Write out each entry, exactly the way it appears.

-- start MATERIAL SUPPLIED --

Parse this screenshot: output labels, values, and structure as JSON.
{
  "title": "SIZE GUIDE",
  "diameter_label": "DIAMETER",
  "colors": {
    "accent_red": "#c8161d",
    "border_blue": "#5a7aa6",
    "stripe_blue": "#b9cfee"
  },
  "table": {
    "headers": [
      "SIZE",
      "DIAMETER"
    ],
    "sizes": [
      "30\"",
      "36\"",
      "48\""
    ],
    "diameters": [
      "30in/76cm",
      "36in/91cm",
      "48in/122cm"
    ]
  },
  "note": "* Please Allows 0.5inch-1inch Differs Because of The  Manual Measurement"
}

-- end MATERIAL SUPPLIED --

→ **OUTPUT FOR THIS EXERCISE**:
Parse this screenshot: output labels, values, and structure as JSON.
{
  "title": "SIZE GUIDE",
  "diameter_label": "DIAMETER",
  "colors": {
    "accent_red": "#c8161d",
    "border_blue": "#5a7aa6",
    "stripe_blue": "#b9cfee"
  },
  "table": {
    "headers": [
      "SIZE",
      "DIAMETER"
    ],
    "sizes": [
      "30\"",
      "36\"",
      "48\""
    ],
    "diameters": [
      "30in/76cm",
      "36in/91cm",
      "48in/122cm"
    ]
  },
  "note": "* Please Allows 0.5inch-1inch Differs Because of The  Manual Measurement"
}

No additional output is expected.